*Extracts from a graphics dataset*.
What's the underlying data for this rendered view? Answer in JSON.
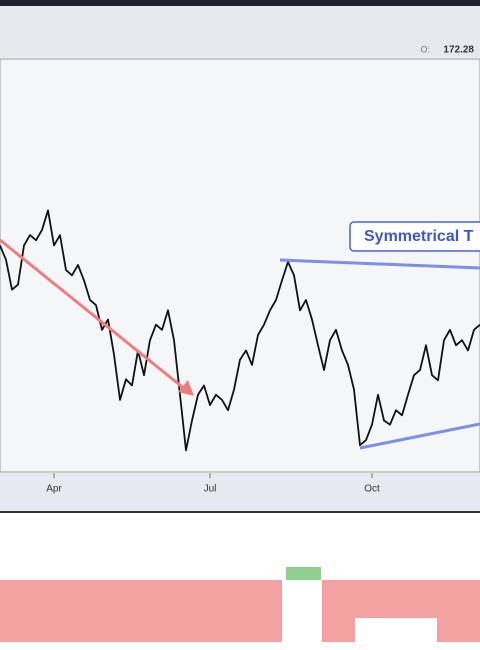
{
  "chart_data": {
    "type": "line",
    "open_label": "O:",
    "open": 172.28,
    "annotation": "Symmetrical T",
    "categories": [
      null,
      null,
      null,
      null,
      null,
      null,
      null,
      null,
      null,
      "Apr",
      null,
      null,
      null,
      null,
      null,
      null,
      null,
      null,
      null,
      null,
      null,
      null,
      null,
      null,
      null,
      null,
      null,
      null,
      null,
      null,
      null,
      null,
      null,
      null,
      null,
      "Jul",
      null,
      null,
      null,
      null,
      null,
      null,
      null,
      null,
      null,
      null,
      null,
      null,
      null,
      null,
      null,
      null,
      null,
      null,
      null,
      null,
      null,
      null,
      null,
      null,
      null,
      null,
      "Oct",
      null,
      null,
      null,
      null,
      null,
      null,
      null,
      null,
      null,
      null,
      null,
      null,
      null,
      null,
      null,
      null,
      null,
      null
    ],
    "values": [
      172.0,
      170.6,
      167.7,
      168.2,
      172.0,
      173.0,
      172.5,
      173.5,
      175.4,
      172.0,
      173.0,
      169.6,
      169.1,
      170.1,
      168.6,
      166.7,
      166.2,
      163.8,
      164.8,
      161.4,
      157.0,
      159.0,
      158.4,
      161.8,
      159.4,
      162.8,
      164.3,
      163.8,
      165.7,
      162.8,
      157.5,
      152.1,
      155.0,
      157.5,
      158.4,
      156.5,
      157.5,
      157.0,
      156.0,
      158.0,
      160.9,
      161.8,
      160.4,
      163.3,
      164.3,
      165.7,
      166.7,
      168.6,
      170.4,
      169.1,
      165.7,
      166.7,
      164.8,
      162.3,
      159.9,
      162.8,
      163.8,
      161.8,
      160.4,
      158.0,
      152.6,
      153.1,
      154.6,
      157.5,
      155.0,
      154.6,
      156.0,
      155.5,
      157.5,
      159.4,
      159.9,
      162.3,
      159.4,
      158.9,
      162.8,
      163.8,
      162.3,
      162.8,
      161.8,
      163.8,
      164.3
    ],
    "color": "#111111",
    "ylim": [
      150,
      190
    ]
  }
}
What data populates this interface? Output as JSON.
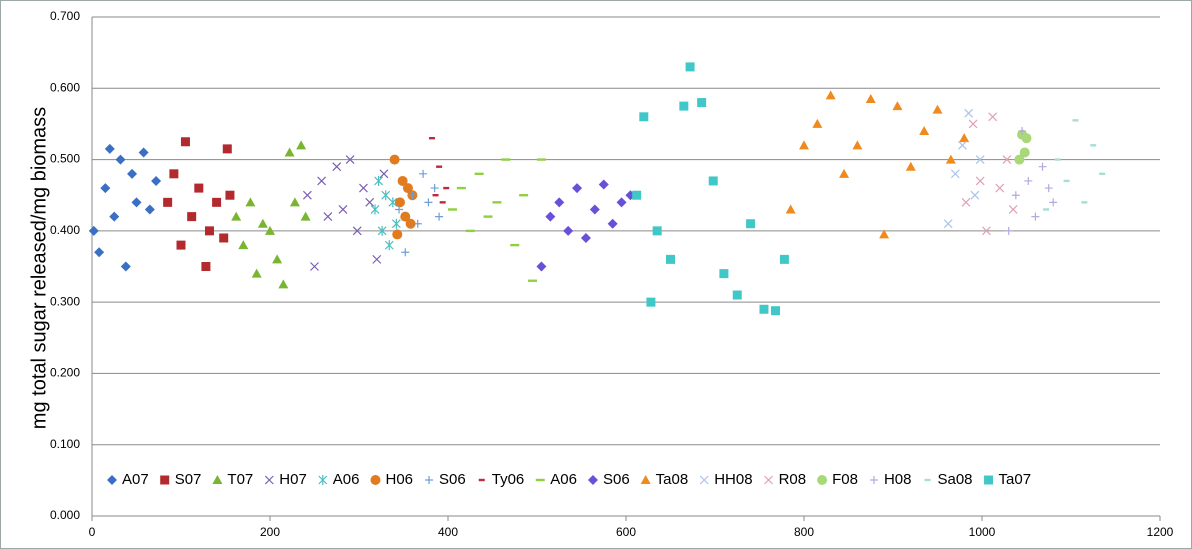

*Aim*. Copy out all the records exactly, excluding pictures.

*Correct answer*.
What's the underlying data for this rendered view? Answer in JSON.
{
  "chart_data": {
    "type": "line",
    "open_label": "O:",
    "open": 172.28,
    "annotation": "Symmetrical T",
    "categories": [
      null,
      null,
      null,
      null,
      null,
      null,
      null,
      null,
      null,
      "Apr",
      null,
      null,
      null,
      null,
      null,
      null,
      null,
      null,
      null,
      null,
      null,
      null,
      null,
      null,
      null,
      null,
      null,
      null,
      null,
      null,
      null,
      null,
      null,
      null,
      null,
      "Jul",
      null,
      null,
      null,
      null,
      null,
      null,
      null,
      null,
      null,
      null,
      null,
      null,
      null,
      null,
      null,
      null,
      null,
      null,
      null,
      null,
      null,
      null,
      null,
      null,
      null,
      null,
      "Oct",
      null,
      null,
      null,
      null,
      null,
      null,
      null,
      null,
      null,
      null,
      null,
      null,
      null,
      null,
      null,
      null,
      null,
      null
    ],
    "values": [
      172.0,
      170.6,
      167.7,
      168.2,
      172.0,
      173.0,
      172.5,
      173.5,
      175.4,
      172.0,
      173.0,
      169.6,
      169.1,
      170.1,
      168.6,
      166.7,
      166.2,
      163.8,
      164.8,
      161.4,
      157.0,
      159.0,
      158.4,
      161.8,
      159.4,
      162.8,
      164.3,
      163.8,
      165.7,
      162.8,
      157.5,
      152.1,
      155.0,
      157.5,
      158.4,
      156.5,
      157.5,
      157.0,
      156.0,
      158.0,
      160.9,
      161.8,
      160.4,
      163.3,
      164.3,
      165.7,
      166.7,
      168.6,
      170.4,
      169.1,
      165.7,
      166.7,
      164.8,
      162.3,
      159.9,
      162.8,
      163.8,
      161.8,
      160.4,
      158.0,
      152.6,
      153.1,
      154.6,
      157.5,
      155.0,
      154.6,
      156.0,
      155.5,
      157.5,
      159.4,
      159.9,
      162.3,
      159.4,
      158.9,
      162.8,
      163.8,
      162.3,
      162.8,
      161.8,
      163.8,
      164.3
    ],
    "color": "#111111",
    "ylim": [
      150,
      190
    ]
  }
}
What data populates this interface? Output as JSON.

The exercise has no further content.